▸ Problem details
Below are some records. Copy every line in them that holds "School".

[Saved data entries]

___

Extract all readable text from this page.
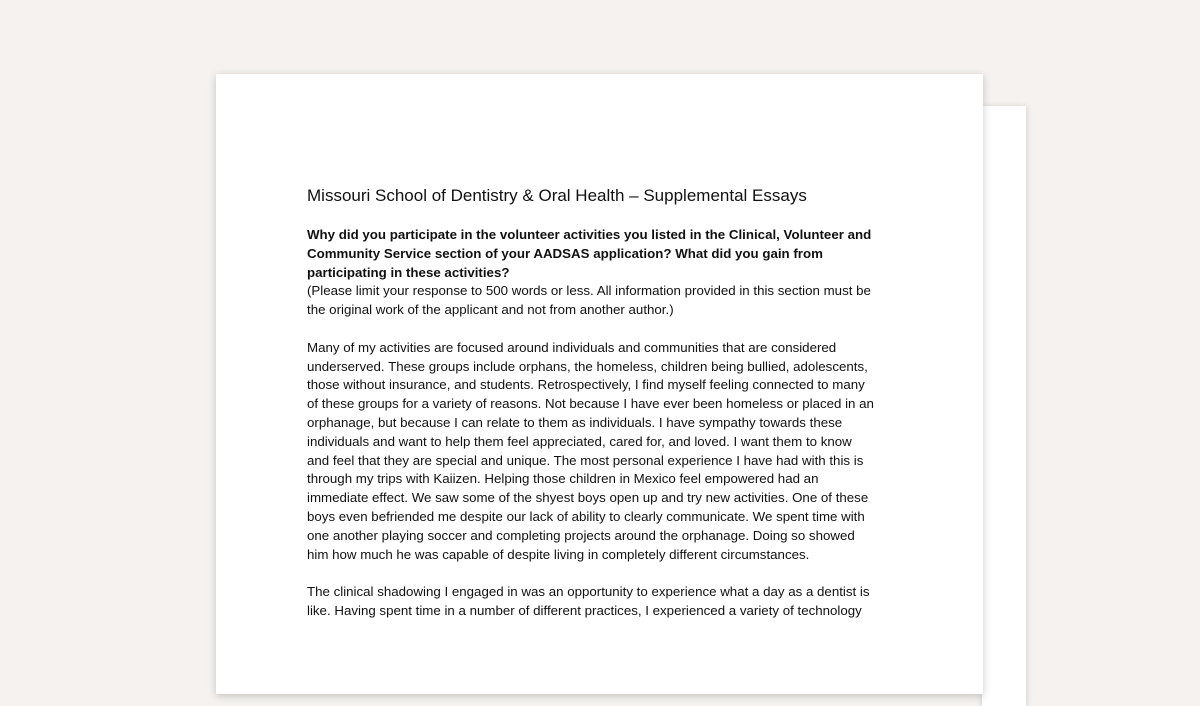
Missouri School of Dentistry & Oral Health – Supplemental Essays
Why did you participate in the volunteer activities you listed in the Clinical, Volunteer and
Community Service section of your AADSAS application? What did you gain from
participating in these activities?
(Please limit your response to 500 words or less. All information provided in this section must be
the original work of the applicant and not from another author.)
Many of my activities are focused around individuals and communities that are considered
underserved. These groups include orphans, the homeless, children being bullied, adolescents,
those without insurance, and students. Retrospectively, I find myself feeling connected to many
of these groups for a variety of reasons. Not because I have ever been homeless or placed in an
orphanage, but because I can relate to them as individuals. I have sympathy towards these
individuals and want to help them feel appreciated, cared for, and loved. I want them to know
and feel that they are special and unique. The most personal experience I have had with this is
through my trips with Kaiizen. Helping those children in Mexico feel empowered had an
immediate effect. We saw some of the shyest boys open up and try new activities. One of these
boys even befriended me despite our lack of ability to clearly communicate. We spent time with
one another playing soccer and completing projects around the orphanage. Doing so showed
him how much he was capable of despite living in completely different circumstances.
The clinical shadowing I engaged in was an opportunity to experience what a day as a dentist is
like. Having spent time in a number of different practices, I experienced a variety of technology
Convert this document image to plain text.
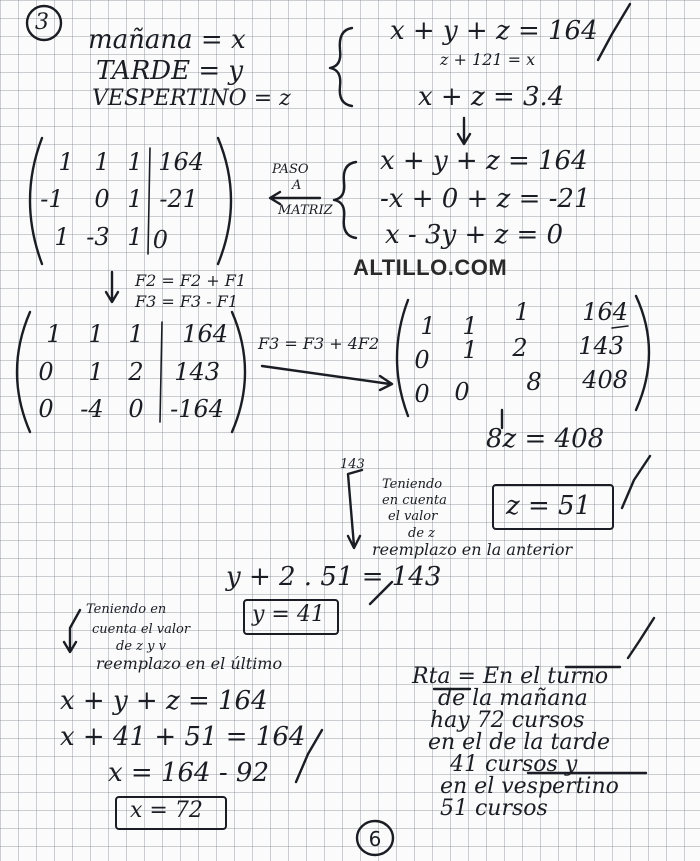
3
mañana = x
TARDE = y
VESPERTINO = z
x + y + z = 164
z + 121 = x
x + z = 3.4
PASO
A
MATRIZ
x + y + z = 164
-x + 0 + z = -21
x - 3y + z = 0
ALTILLO.COM
1 1 1 164
-1	0 1 -21
1 -3 1 0
F2 = F2 + F1
F3 = F3 - F1
1	1	1	164
0	1	2	143
0	-4	0	-164
F3 = F3 + 4F2
1	1	1	164
0	1	2	143
0	0	8	408
8z = 408
143
Teniendo
en cuenta
el valor
de z
z = 51
reemplazo en la anterior
y + 2 . 51 = 143
y = 41
Teniendo en
cuenta el valor
de z y v
reemplazo en el último
x + y + z = 164
x + 41 + 51 = 164
x = 164 - 92
x = 72
Rta = En el turno
de la mañana
hay 72 cursos
en el de la tarde
41 cursos y
en el vespertino
51 cursos
6
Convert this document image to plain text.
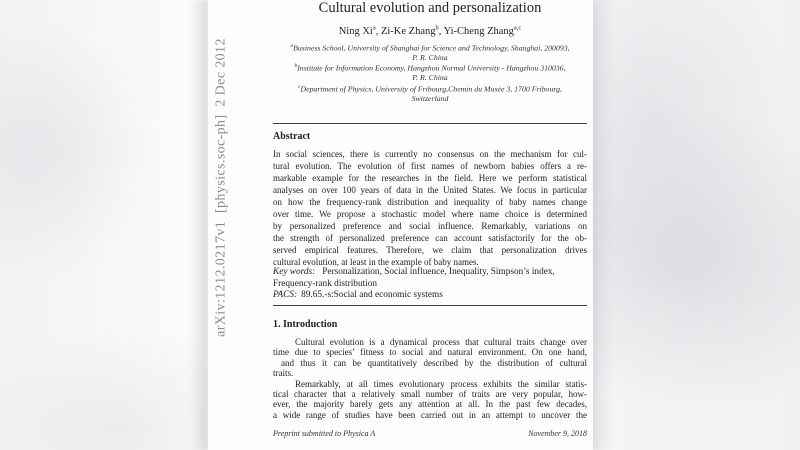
arXiv:1212.0217v1  [physics.soc-ph]  2 Dec 2012
Cultural evolution and personalization
Ning Xi$^a$, Zi-Ke Zhang$^b$, Yi-Cheng Zhang$^{a,c}$
$^a$Business School, University of Shanghai for Science and Technology, Shanghai, 200093,
P. R. China
$^b$Institute for Information Economy, Hangzhou Normal University - Hangzhou 310036,
P. R. China
$^c$Department of Physics, University of Fribourg,Chemin du Musée 3, 1700 Fribourg,
Switzerland
Abstract
In social sciences, there is currently no consensus on the mechanism for cul-
tural evolution. The evolution of first names of newborn babies offers a re-
markable example for the researches in the field. Here we perform statistical
analyses on over 100 years of data in the United States. We focus in particular
on how the frequency-rank distribution and inequality of baby names change
over time. We propose a stochastic model where name choice is determined
by personalized preference and social influence. Remarkably, variations on
the strength of personalized preference can account satisfactorily for the ob-
served empirical features. Therefore, we claim that personalization drives
cultural evolution, at least in the example of baby names.
Key words: Personalization, Social influence, Inequality, Simpson’s index,
Frequency-rank distribution
PACS: 89.65.-s:Social and economic systems
1. Introduction
Cultural evolution is a dynamical process that cultural traits change over
time due to species’ fitness to social and natural environment. On one hand,
and thus it can be quantitatively described by the distribution of cultural
traits.
Remarkably, at all times evolutionary process exhibits the similar statis-
tical character that a relatively small number of traits are very popular, how-
ever, the majority barely gets any attention at all. In the past few decades,
a wide range of studies have been carried out in an attempt to uncover the
Preprint submitted to Physica A	November 9, 2018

___

▸ Solved exercise
Missouri School of Dentistry & Oral Health – Supplemental Essays
$^a$Business School, University of Shanghai for Science and Technology, Shanghai, 200093,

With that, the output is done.